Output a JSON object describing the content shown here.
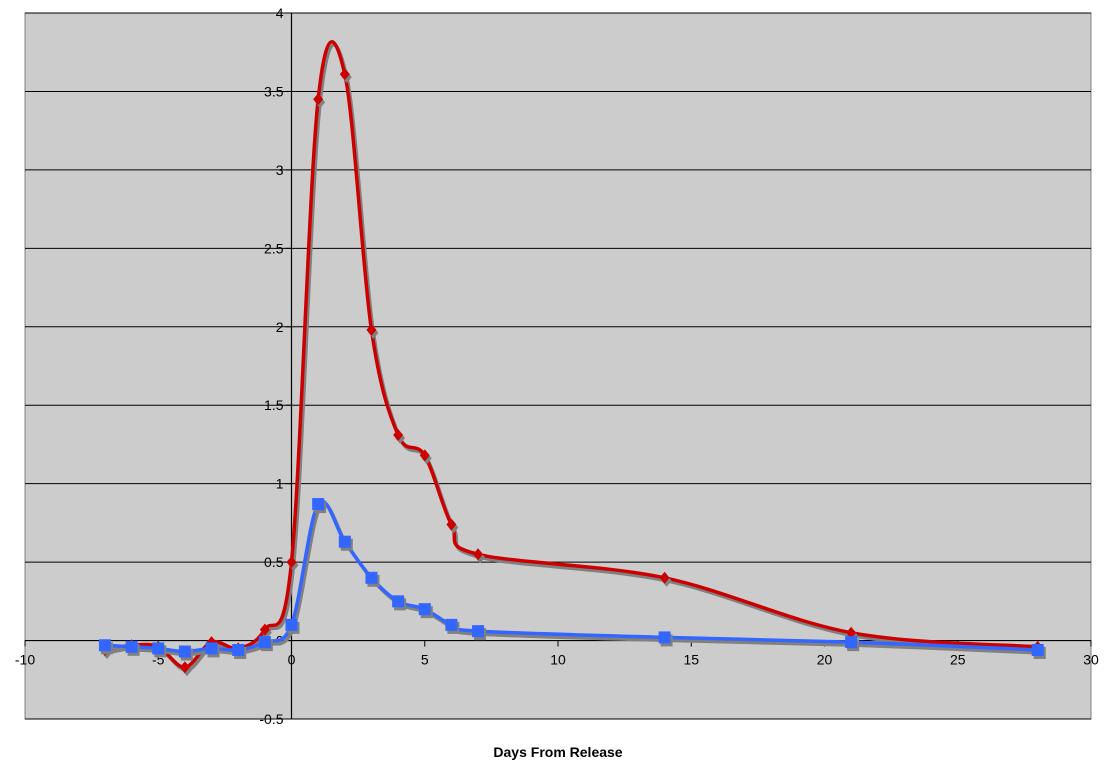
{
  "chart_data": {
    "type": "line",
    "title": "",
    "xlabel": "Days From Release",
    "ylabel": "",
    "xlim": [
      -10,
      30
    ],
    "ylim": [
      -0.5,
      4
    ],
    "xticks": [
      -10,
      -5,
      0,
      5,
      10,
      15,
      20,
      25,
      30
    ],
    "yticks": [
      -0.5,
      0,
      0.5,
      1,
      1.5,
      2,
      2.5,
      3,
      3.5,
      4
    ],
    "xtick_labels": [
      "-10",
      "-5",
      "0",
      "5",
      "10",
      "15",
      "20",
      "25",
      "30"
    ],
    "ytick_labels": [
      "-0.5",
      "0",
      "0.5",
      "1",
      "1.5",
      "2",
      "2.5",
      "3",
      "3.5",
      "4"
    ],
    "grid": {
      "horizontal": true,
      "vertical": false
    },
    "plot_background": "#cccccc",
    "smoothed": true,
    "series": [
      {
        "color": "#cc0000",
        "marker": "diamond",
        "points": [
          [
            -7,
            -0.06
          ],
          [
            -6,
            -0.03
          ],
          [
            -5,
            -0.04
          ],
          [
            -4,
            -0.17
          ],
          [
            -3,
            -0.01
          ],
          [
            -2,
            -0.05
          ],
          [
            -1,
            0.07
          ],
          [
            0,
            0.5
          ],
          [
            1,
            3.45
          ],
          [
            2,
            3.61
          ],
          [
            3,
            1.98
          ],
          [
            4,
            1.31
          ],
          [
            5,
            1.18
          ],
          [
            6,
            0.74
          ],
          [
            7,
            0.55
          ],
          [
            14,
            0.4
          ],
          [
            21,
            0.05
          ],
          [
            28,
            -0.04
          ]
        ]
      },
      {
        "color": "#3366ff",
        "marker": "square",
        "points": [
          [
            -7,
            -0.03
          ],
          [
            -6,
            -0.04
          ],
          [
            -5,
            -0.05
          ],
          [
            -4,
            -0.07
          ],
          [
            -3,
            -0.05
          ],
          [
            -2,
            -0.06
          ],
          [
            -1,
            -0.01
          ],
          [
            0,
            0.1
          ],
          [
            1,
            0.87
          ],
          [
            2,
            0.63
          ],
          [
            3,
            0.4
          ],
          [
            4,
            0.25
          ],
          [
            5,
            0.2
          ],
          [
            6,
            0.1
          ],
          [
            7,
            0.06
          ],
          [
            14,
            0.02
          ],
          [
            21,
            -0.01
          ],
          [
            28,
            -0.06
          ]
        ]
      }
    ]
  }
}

• Written request: Repeat the entries exactly. Pictures are excluded from the copy.

• Response to the exercise:
Output a JSON object describing the content shown here.
{
  "chart_data": {
    "type": "line",
    "title": "",
    "xlabel": "Days From Release",
    "ylabel": "",
    "xlim": [
      -10,
      30
    ],
    "ylim": [
      -0.5,
      4
    ],
    "xticks": [
      -10,
      -5,
      0,
      5,
      10,
      15,
      20,
      25,
      30
    ],
    "yticks": [
      -0.5,
      0,
      0.5,
      1,
      1.5,
      2,
      2.5,
      3,
      3.5,
      4
    ],
    "xtick_labels": [
      "-10",
      "-5",
      "0",
      "5",
      "10",
      "15",
      "20",
      "25",
      "30"
    ],
    "ytick_labels": [
      "-0.5",
      "0",
      "0.5",
      "1",
      "1.5",
      "2",
      "2.5",
      "3",
      "3.5",
      "4"
    ],
    "grid": {
      "horizontal": true,
      "vertical": false
    },
    "plot_background": "#cccccc",
    "smoothed": true,
    "series": [
      {
        "color": "#cc0000",
        "marker": "diamond",
        "points": [
          [
            -7,
            -0.06
          ],
          [
            -6,
            -0.03
          ],
          [
            -5,
            -0.04
          ],
          [
            -4,
            -0.17
          ],
          [
            -3,
            -0.01
          ],
          [
            -2,
            -0.05
          ],
          [
            -1,
            0.07
          ],
          [
            0,
            0.5
          ],
          [
            1,
            3.45
          ],
          [
            2,
            3.61
          ],
          [
            3,
            1.98
          ],
          [
            4,
            1.31
          ],
          [
            5,
            1.18
          ],
          [
            6,
            0.74
          ],
          [
            7,
            0.55
          ],
          [
            14,
            0.4
          ],
          [
            21,
            0.05
          ],
          [
            28,
            -0.04
          ]
        ]
      },
      {
        "color": "#3366ff",
        "marker": "square",
        "points": [
          [
            -7,
            -0.03
          ],
          [
            -6,
            -0.04
          ],
          [
            -5,
            -0.05
          ],
          [
            -4,
            -0.07
          ],
          [
            -3,
            -0.05
          ],
          [
            -2,
            -0.06
          ],
          [
            -1,
            -0.01
          ],
          [
            0,
            0.1
          ],
          [
            1,
            0.87
          ],
          [
            2,
            0.63
          ],
          [
            3,
            0.4
          ],
          [
            4,
            0.25
          ],
          [
            5,
            0.2
          ],
          [
            6,
            0.1
          ],
          [
            7,
            0.06
          ],
          [
            14,
            0.02
          ],
          [
            21,
            -0.01
          ],
          [
            28,
            -0.06
          ]
        ]
      }
    ]
  }
}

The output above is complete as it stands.